▸ **WRITTEN PROBLEM**
Would you restate all the data that follows, word for word?

====== RAW DATA

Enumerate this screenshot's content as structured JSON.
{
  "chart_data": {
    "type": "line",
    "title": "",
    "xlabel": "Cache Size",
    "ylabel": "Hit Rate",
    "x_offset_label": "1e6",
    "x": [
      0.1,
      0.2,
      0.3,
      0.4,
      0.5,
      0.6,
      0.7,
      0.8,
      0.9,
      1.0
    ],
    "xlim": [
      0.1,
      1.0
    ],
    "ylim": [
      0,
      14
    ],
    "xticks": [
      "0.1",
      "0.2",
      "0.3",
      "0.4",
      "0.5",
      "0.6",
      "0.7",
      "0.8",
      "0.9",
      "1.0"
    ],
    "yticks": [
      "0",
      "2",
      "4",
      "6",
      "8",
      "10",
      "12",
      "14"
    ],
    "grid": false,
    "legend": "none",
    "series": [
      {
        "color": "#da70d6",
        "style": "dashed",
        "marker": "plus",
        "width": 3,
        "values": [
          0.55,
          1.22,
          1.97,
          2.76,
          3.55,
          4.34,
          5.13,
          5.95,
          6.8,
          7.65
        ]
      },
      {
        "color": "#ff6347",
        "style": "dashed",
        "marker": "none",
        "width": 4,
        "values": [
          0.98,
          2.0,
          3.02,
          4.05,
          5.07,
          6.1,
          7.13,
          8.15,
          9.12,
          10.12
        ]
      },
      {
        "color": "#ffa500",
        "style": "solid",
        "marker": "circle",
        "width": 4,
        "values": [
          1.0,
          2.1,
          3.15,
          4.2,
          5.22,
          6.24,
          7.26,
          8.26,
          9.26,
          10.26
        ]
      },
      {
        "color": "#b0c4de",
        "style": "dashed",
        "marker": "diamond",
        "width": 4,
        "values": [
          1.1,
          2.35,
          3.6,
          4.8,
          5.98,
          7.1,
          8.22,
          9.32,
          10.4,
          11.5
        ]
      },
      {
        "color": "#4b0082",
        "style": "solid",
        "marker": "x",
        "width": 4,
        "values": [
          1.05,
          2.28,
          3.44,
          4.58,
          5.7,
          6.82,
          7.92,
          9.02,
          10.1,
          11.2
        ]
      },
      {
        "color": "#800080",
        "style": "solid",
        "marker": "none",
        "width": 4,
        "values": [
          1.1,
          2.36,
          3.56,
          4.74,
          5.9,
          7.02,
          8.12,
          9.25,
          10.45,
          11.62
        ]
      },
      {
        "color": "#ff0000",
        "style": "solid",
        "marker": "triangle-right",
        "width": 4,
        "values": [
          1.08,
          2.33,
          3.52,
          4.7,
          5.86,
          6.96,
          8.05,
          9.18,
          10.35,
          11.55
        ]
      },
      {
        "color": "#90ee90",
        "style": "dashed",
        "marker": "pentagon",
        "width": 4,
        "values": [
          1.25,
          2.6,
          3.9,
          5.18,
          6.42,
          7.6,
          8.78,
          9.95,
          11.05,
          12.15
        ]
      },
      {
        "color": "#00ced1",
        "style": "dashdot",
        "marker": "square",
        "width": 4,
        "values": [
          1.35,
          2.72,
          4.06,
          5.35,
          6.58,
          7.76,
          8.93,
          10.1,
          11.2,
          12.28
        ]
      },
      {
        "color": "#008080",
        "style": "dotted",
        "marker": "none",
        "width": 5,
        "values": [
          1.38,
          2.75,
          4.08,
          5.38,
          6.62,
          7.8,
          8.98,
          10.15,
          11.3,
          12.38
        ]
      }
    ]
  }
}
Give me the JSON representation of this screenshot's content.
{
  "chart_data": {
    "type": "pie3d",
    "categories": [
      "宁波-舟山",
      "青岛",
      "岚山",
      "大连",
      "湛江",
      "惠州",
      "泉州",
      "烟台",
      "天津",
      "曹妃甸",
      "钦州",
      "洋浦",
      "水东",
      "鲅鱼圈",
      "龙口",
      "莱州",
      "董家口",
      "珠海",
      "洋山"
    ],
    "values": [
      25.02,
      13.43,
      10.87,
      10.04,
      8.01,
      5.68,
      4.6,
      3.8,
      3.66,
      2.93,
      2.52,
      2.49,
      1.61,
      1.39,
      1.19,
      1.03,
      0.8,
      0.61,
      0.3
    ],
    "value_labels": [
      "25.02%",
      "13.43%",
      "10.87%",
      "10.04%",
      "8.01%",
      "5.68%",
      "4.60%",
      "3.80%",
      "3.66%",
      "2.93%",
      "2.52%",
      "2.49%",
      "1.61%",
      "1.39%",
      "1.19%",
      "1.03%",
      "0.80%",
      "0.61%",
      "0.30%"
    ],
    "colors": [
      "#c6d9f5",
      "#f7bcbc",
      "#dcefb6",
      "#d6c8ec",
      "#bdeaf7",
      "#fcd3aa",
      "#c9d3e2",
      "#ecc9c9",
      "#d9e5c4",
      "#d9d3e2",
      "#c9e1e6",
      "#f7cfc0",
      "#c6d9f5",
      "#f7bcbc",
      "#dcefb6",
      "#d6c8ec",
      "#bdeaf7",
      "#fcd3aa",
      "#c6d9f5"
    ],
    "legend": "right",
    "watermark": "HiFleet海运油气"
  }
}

============

▸ **WRITTEN SOLUTION**
Enumerate this screenshot's content as structured JSON.
{
  "chart_data": {
    "type": "line",
    "title": "",
    "xlabel": "Cache Size",
    "ylabel": "Hit Rate",
    "x_offset_label": "1e6",
    "x": [
      0.1,
      0.2,
      0.3,
      0.4,
      0.5,
      0.6,
      0.7,
      0.8,
      0.9,
      1.0
    ],
    "xlim": [
      0.1,
      1.0
    ],
    "ylim": [
      0,
      14
    ],
    "xticks": [
      "0.1",
      "0.2",
      "0.3",
      "0.4",
      "0.5",
      "0.6",
      "0.7",
      "0.8",
      "0.9",
      "1.0"
    ],
    "yticks": [
      "0",
      "2",
      "4",
      "6",
      "8",
      "10",
      "12",
      "14"
    ],
    "grid": false,
    "legend": "none",
    "series": [
      {
        "color": "#da70d6",
        "style": "dashed",
        "marker": "plus",
        "width": 3,
        "values": [
          0.55,
          1.22,
          1.97,
          2.76,
          3.55,
          4.34,
          5.13,
          5.95,
          6.8,
          7.65
        ]
      },
      {
        "color": "#ff6347",
        "style": "dashed",
        "marker": "none",
        "width": 4,
        "values": [
          0.98,
          2.0,
          3.02,
          4.05,
          5.07,
          6.1,
          7.13,
          8.15,
          9.12,
          10.12
        ]
      },
      {
        "color": "#ffa500",
        "style": "solid",
        "marker": "circle",
        "width": 4,
        "values": [
          1.0,
          2.1,
          3.15,
          4.2,
          5.22,
          6.24,
          7.26,
          8.26,
          9.26,
          10.26
        ]
      },
      {
        "color": "#b0c4de",
        "style": "dashed",
        "marker": "diamond",
        "width": 4,
        "values": [
          1.1,
          2.35,
          3.6,
          4.8,
          5.98,
          7.1,
          8.22,
          9.32,
          10.4,
          11.5
        ]
      },
      {
        "color": "#4b0082",
        "style": "solid",
        "marker": "x",
        "width": 4,
        "values": [
          1.05,
          2.28,
          3.44,
          4.58,
          5.7,
          6.82,
          7.92,
          9.02,
          10.1,
          11.2
        ]
      },
      {
        "color": "#800080",
        "style": "solid",
        "marker": "none",
        "width": 4,
        "values": [
          1.1,
          2.36,
          3.56,
          4.74,
          5.9,
          7.02,
          8.12,
          9.25,
          10.45,
          11.62
        ]
      },
      {
        "color": "#ff0000",
        "style": "solid",
        "marker": "triangle-right",
        "width": 4,
        "values": [
          1.08,
          2.33,
          3.52,
          4.7,
          5.86,
          6.96,
          8.05,
          9.18,
          10.35,
          11.55
        ]
      },
      {
        "color": "#90ee90",
        "style": "dashed",
        "marker": "pentagon",
        "width": 4,
        "values": [
          1.25,
          2.6,
          3.9,
          5.18,
          6.42,
          7.6,
          8.78,
          9.95,
          11.05,
          12.15
        ]
      },
      {
        "color": "#00ced1",
        "style": "dashdot",
        "marker": "square",
        "width": 4,
        "values": [
          1.35,
          2.72,
          4.06,
          5.35,
          6.58,
          7.76,
          8.93,
          10.1,
          11.2,
          12.28
        ]
      },
      {
        "color": "#008080",
        "style": "dotted",
        "marker": "none",
        "width": 5,
        "values": [
          1.38,
          2.75,
          4.08,
          5.38,
          6.62,
          7.8,
          8.98,
          10.15,
          11.3,
          12.38
        ]
      }
    ]
  }
}
Give me the JSON representation of this screenshot's content.
{
  "chart_data": {
    "type": "pie3d",
    "categories": [
      "宁波-舟山",
      "青岛",
      "岚山",
      "大连",
      "湛江",
      "惠州",
      "泉州",
      "烟台",
      "天津",
      "曹妃甸",
      "钦州",
      "洋浦",
      "水东",
      "鲅鱼圈",
      "龙口",
      "莱州",
      "董家口",
      "珠海",
      "洋山"
    ],
    "values": [
      25.02,
      13.43,
      10.87,
      10.04,
      8.01,
      5.68,
      4.6,
      3.8,
      3.66,
      2.93,
      2.52,
      2.49,
      1.61,
      1.39,
      1.19,
      1.03,
      0.8,
      0.61,
      0.3
    ],
    "value_labels": [
      "25.02%",
      "13.43%",
      "10.87%",
      "10.04%",
      "8.01%",
      "5.68%",
      "4.60%",
      "3.80%",
      "3.66%",
      "2.93%",
      "2.52%",
      "2.49%",
      "1.61%",
      "1.39%",
      "1.19%",
      "1.03%",
      "0.80%",
      "0.61%",
      "0.30%"
    ],
    "colors": [
      "#c6d9f5",
      "#f7bcbc",
      "#dcefb6",
      "#d6c8ec",
      "#bdeaf7",
      "#fcd3aa",
      "#c9d3e2",
      "#ecc9c9",
      "#d9e5c4",
      "#d9d3e2",
      "#c9e1e6",
      "#f7cfc0",
      "#c6d9f5",
      "#f7bcbc",
      "#dcefb6",
      "#d6c8ec",
      "#bdeaf7",
      "#fcd3aa",
      "#c6d9f5"
    ],
    "legend": "right",
    "watermark": "HiFleet海运油气"
  }
}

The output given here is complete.